### [Data to use]
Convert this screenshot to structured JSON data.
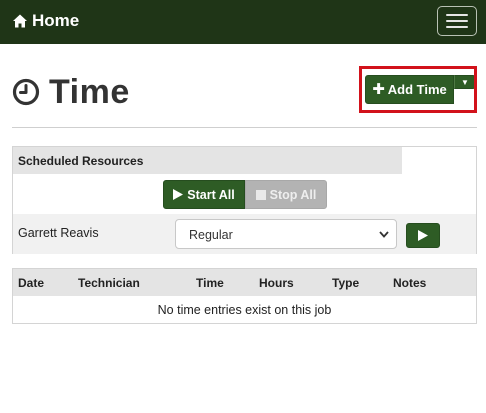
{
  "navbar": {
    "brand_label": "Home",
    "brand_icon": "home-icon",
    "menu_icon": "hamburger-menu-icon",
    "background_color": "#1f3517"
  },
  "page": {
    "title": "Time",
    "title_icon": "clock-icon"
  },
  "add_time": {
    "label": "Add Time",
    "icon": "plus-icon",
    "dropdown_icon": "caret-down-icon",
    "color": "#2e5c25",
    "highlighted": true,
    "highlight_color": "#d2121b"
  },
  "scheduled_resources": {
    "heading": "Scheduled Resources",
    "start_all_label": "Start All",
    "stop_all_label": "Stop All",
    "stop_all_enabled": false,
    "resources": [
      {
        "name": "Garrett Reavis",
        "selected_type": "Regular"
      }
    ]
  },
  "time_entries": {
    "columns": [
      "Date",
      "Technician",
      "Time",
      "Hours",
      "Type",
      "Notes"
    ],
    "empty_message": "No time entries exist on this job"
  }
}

==

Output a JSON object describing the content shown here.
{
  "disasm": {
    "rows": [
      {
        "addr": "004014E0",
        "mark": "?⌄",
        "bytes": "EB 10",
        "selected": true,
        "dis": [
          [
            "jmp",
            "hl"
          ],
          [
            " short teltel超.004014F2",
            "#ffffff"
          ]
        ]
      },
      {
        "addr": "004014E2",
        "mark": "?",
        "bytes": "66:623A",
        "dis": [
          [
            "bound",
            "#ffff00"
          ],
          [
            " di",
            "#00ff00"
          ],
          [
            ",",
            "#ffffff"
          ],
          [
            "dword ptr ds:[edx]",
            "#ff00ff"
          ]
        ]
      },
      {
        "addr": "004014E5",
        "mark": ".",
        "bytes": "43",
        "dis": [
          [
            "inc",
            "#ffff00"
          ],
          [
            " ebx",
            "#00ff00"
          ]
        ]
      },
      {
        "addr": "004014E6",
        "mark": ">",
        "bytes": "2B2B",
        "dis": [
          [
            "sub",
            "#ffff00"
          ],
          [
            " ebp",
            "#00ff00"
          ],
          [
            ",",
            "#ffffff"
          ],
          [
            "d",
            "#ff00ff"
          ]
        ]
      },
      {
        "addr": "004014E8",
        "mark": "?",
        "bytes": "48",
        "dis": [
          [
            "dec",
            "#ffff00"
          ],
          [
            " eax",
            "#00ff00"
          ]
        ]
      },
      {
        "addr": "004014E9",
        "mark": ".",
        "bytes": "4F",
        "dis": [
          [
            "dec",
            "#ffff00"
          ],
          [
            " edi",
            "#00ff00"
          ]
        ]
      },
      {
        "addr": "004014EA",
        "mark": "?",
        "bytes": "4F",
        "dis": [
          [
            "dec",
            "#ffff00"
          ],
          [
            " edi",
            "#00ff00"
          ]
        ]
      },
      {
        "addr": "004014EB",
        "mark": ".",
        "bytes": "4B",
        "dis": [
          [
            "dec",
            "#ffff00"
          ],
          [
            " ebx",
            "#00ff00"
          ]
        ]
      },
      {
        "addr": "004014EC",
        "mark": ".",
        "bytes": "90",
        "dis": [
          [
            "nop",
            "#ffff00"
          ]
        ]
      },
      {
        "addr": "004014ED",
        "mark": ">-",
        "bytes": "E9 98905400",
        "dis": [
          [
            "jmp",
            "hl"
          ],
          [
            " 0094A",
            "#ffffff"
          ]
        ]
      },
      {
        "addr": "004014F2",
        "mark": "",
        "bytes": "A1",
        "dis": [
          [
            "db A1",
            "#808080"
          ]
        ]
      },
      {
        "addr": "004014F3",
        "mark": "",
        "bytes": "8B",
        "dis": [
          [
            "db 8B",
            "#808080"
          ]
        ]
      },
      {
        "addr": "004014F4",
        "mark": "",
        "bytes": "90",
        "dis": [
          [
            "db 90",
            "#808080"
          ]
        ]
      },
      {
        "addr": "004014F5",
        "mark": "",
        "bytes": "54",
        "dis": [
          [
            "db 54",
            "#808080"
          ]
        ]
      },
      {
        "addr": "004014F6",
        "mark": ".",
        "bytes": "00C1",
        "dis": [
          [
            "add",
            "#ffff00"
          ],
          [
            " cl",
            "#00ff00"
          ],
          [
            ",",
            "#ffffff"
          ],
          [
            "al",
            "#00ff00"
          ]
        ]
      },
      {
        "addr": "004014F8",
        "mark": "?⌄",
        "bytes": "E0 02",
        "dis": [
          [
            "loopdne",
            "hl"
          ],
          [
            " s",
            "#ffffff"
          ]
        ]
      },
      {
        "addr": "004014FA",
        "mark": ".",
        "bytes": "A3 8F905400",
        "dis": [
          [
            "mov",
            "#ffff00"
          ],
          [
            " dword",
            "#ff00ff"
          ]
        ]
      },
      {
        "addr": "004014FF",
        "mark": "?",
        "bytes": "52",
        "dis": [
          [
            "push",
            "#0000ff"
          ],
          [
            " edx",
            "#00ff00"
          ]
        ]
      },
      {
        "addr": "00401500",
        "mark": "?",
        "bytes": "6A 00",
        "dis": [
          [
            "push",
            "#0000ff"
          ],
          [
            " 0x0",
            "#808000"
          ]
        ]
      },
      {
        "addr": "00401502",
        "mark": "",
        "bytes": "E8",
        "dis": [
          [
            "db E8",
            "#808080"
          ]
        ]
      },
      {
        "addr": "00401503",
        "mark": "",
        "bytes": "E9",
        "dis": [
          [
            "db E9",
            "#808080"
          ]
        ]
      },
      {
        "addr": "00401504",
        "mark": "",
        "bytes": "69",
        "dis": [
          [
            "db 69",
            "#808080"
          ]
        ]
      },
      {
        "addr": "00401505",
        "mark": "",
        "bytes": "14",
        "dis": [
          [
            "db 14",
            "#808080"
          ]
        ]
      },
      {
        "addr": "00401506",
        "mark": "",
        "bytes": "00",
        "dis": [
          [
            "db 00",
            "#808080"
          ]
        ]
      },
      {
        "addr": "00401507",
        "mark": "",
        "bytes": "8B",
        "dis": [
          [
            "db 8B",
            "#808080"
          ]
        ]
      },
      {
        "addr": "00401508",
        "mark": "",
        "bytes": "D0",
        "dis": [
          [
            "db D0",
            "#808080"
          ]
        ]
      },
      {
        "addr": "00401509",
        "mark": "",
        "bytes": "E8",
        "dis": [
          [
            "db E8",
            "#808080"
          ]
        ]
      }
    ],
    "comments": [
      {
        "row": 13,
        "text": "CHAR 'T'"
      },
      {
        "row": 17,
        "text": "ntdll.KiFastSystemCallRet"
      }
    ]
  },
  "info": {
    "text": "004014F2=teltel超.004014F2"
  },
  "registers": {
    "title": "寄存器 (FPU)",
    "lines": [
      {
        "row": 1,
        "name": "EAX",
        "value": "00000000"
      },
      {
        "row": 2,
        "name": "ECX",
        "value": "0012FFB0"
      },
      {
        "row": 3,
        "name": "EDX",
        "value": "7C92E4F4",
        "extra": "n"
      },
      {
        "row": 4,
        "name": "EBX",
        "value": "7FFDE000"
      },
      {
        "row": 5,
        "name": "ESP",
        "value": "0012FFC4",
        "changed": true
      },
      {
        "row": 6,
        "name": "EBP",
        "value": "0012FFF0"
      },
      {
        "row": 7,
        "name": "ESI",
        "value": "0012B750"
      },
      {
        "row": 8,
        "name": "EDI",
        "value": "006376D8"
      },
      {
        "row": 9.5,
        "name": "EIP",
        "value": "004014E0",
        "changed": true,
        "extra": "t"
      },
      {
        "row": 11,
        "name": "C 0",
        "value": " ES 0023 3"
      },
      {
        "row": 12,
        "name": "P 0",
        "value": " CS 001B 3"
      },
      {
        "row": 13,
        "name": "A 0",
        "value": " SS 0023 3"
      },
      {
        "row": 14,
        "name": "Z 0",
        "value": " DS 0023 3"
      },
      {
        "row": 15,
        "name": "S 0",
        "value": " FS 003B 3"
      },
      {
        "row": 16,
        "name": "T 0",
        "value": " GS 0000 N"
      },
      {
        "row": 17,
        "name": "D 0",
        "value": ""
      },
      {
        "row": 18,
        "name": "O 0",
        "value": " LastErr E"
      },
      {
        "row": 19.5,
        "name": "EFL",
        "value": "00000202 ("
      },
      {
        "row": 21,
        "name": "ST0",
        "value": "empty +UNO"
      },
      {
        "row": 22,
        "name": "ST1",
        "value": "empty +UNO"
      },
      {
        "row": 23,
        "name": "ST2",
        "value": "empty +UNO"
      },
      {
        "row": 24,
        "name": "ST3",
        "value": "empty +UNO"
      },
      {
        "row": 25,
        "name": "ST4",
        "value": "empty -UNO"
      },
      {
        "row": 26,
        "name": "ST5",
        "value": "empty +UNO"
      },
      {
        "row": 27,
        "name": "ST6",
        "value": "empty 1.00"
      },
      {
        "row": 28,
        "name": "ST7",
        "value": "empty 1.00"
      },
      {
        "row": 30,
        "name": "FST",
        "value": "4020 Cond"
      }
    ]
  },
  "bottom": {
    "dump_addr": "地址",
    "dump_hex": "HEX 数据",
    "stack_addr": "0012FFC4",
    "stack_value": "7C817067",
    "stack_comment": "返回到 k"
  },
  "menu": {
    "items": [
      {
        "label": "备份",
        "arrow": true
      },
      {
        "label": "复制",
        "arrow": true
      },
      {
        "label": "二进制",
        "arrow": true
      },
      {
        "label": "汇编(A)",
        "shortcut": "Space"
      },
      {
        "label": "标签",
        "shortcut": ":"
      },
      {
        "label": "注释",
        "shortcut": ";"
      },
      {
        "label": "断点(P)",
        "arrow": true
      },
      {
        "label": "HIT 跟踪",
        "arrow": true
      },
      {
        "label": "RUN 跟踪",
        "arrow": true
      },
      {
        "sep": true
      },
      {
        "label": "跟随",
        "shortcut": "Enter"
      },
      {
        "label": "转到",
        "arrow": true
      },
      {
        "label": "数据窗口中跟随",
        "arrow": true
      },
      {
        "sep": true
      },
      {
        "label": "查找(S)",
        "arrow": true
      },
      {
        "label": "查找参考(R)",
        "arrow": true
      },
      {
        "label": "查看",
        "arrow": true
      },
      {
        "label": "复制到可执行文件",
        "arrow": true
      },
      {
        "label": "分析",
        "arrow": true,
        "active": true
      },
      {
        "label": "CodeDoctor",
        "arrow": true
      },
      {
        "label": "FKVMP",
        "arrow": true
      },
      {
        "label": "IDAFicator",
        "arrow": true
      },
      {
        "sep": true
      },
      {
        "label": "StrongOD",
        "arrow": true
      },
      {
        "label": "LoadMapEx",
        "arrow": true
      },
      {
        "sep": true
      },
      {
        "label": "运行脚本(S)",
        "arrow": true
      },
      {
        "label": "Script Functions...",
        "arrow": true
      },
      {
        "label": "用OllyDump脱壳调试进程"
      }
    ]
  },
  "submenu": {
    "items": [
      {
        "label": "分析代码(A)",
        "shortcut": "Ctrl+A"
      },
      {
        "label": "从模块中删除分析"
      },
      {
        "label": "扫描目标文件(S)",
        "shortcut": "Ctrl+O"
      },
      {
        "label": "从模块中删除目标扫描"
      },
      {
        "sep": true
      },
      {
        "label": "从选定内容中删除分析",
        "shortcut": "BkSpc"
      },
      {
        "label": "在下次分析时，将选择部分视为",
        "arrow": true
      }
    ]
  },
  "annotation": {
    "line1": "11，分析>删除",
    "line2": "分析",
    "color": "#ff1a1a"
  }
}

### [What you have to do]
Lines in the records that hold the word "JSON" are to be counted; give only the total.

### [Output]
2